TASK DIRECTIONS: Every line from the one containing "Give me a plain-text" through the end of the listing below must be given again exactly, and nothing else; exclude pictures.

SUPPLIED RECORDS:
start

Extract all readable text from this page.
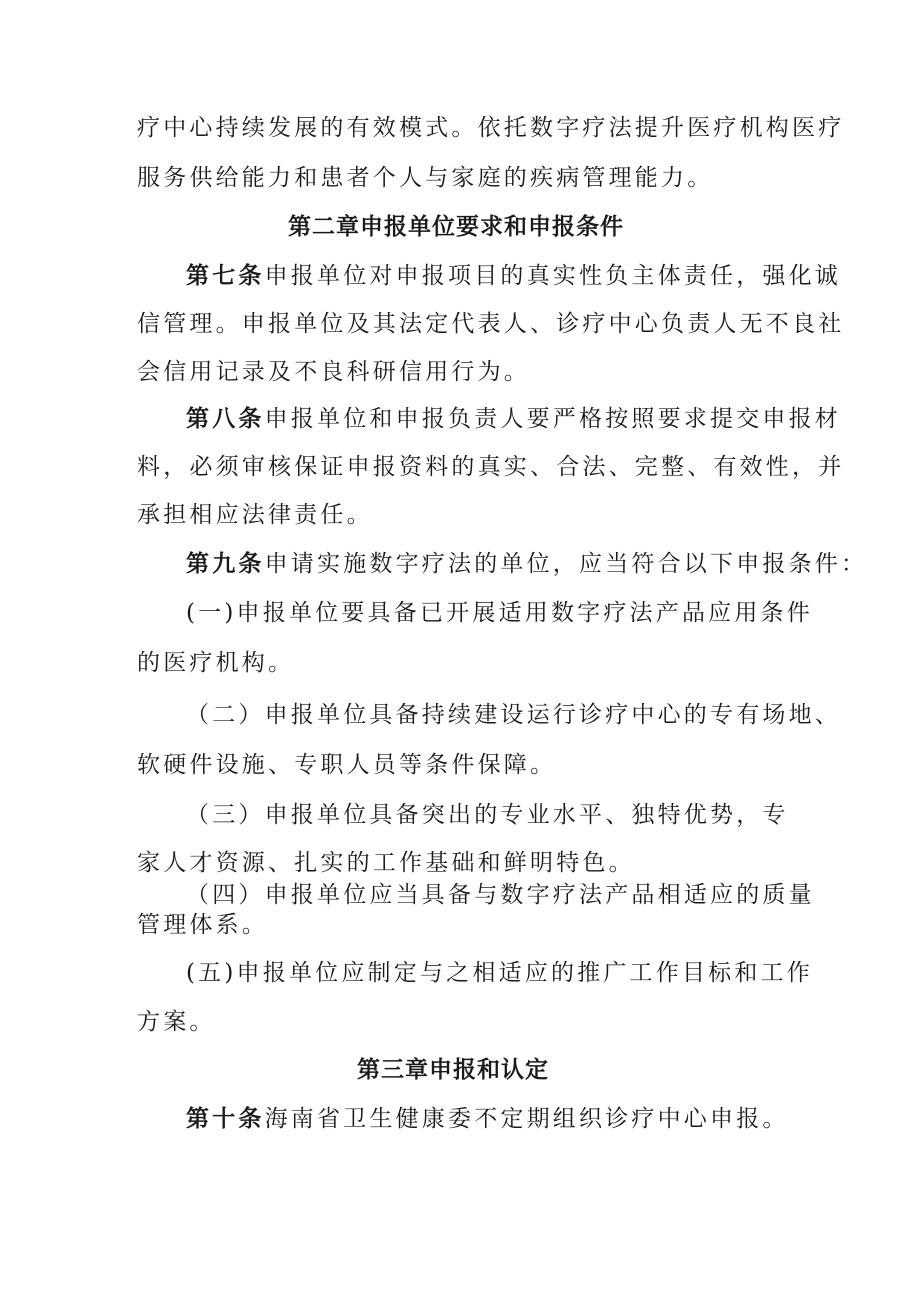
疗中心持续发展的有效模式。依托数字疗法提升医疗机构医疗
服务供给能力和患者个人与家庭的疾病管理能力。
第二章申报单位要求和申报条件
第七条申报单位对申报项目的真实性负主体责任，强化诚
信管理。申报单位及其法定代表人、诊疗中心负责人无不良社
会信用记录及不良科研信用行为。
第八条申报单位和申报负责人要严格按照要求提交申报材
料，必须审核保证申报资料的真实、合法、完整、有效性，并
承担相应法律责任。
第九条申请实施数字疗法的单位，应当符合以下申报条件：
(一)申报单位要具备已开展适用数字疗法产品应用条件
的医疗机构。
（二）申报单位具备持续建设运行诊疗中心的专有场地、
软硬件设施、专职人员等条件保障。
（三）申报单位具备突出的专业水平、独特优势，专
家人才资源、扎实的工作基础和鲜明特色。
（四）申报单位应当具备与数字疗法产品相适应的质量
管理体系。
(五)申报单位应制定与之相适应的推广工作目标和工作
方案。
第三章申报和认定
第十条海南省卫生健康委不定期组织诊疗中心申报。
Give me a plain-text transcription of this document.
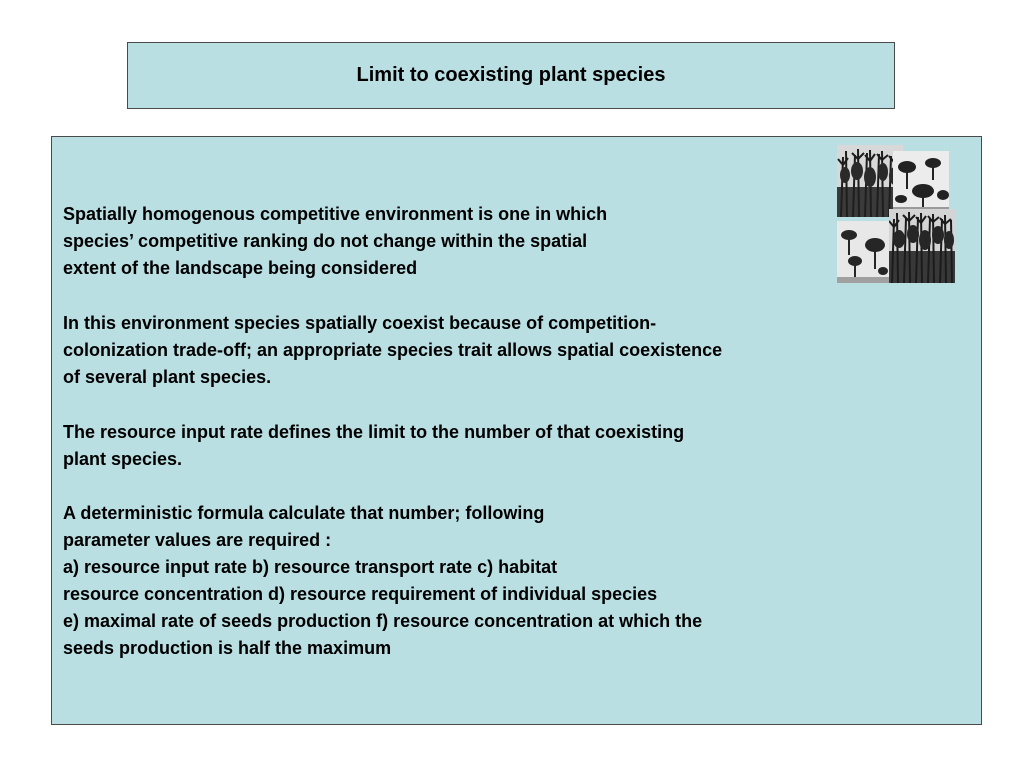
Limit to coexisting plant species
Spatially homogenous competitive environment is one in which
species’ competitive ranking do not change within the spatial
extent of the landscape being considered
In this environment species spatially coexist because of competition-
colonization trade-off; an appropriate species trait allows spatial coexistence
of several plant species.
The resource input rate defines the limit to the number of that coexisting
plant species.
A deterministic formula calculate that number; following
parameter values are required :
a) resource input rate b) resource transport rate c) habitat
resource concentration d) resource requirement of individual species
e) maximal rate of seeds production f) resource concentration at which the
seeds production is half the maximum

end

THE ANSWER:
Give me a plain-text transcription of this document.
Limit to coexisting plant species
Spatially homogenous competitive environment is one in which
species’ competitive ranking do not change within the spatial
extent of the landscape being considered
In this environment species spatially coexist because of competition-
colonization trade-off; an appropriate species trait allows spatial coexistence
of several plant species.
The resource input rate defines the limit to the number of that coexisting
plant species.
A deterministic formula calculate that number; following
parameter values are required :
a) resource input rate b) resource transport rate c) habitat
resource concentration d) resource requirement of individual species
e) maximal rate of seeds production f) resource concentration at which the
seeds production is half the maximum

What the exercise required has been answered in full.